#### [Given task]
Print the data exactly, leaving nothing out.

#### [Data supplied]
+++

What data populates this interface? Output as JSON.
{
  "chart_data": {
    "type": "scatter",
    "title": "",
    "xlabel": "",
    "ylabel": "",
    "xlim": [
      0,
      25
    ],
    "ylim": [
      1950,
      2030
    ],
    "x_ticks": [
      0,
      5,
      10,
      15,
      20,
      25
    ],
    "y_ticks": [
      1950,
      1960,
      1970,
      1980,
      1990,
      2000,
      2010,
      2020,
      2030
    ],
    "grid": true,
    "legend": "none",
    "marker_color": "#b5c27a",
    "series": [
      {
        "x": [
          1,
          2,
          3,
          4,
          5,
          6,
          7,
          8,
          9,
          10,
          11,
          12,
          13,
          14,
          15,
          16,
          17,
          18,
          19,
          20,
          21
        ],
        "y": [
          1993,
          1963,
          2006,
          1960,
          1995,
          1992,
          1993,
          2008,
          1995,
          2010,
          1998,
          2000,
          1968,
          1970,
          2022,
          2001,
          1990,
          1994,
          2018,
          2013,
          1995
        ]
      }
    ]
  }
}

+++

#### [Answer to this exercise]
What data populates this interface? Output as JSON.
{
  "chart_data": {
    "type": "scatter",
    "title": "",
    "xlabel": "",
    "ylabel": "",
    "xlim": [
      0,
      25
    ],
    "ylim": [
      1950,
      2030
    ],
    "x_ticks": [
      0,
      5,
      10,
      15,
      20,
      25
    ],
    "y_ticks": [
      1950,
      1960,
      1970,
      1980,
      1990,
      2000,
      2010,
      2020,
      2030
    ],
    "grid": true,
    "legend": "none",
    "marker_color": "#b5c27a",
    "series": [
      {
        "x": [
          1,
          2,
          3,
          4,
          5,
          6,
          7,
          8,
          9,
          10,
          11,
          12,
          13,
          14,
          15,
          16,
          17,
          18,
          19,
          20,
          21
        ],
        "y": [
          1993,
          1963,
          2006,
          1960,
          1995,
          1992,
          1993,
          2008,
          1995,
          2010,
          1998,
          2000,
          1968,
          1970,
          2022,
          2001,
          1990,
          1994,
          2018,
          2013,
          1995
        ]
      }
    ]
  }
}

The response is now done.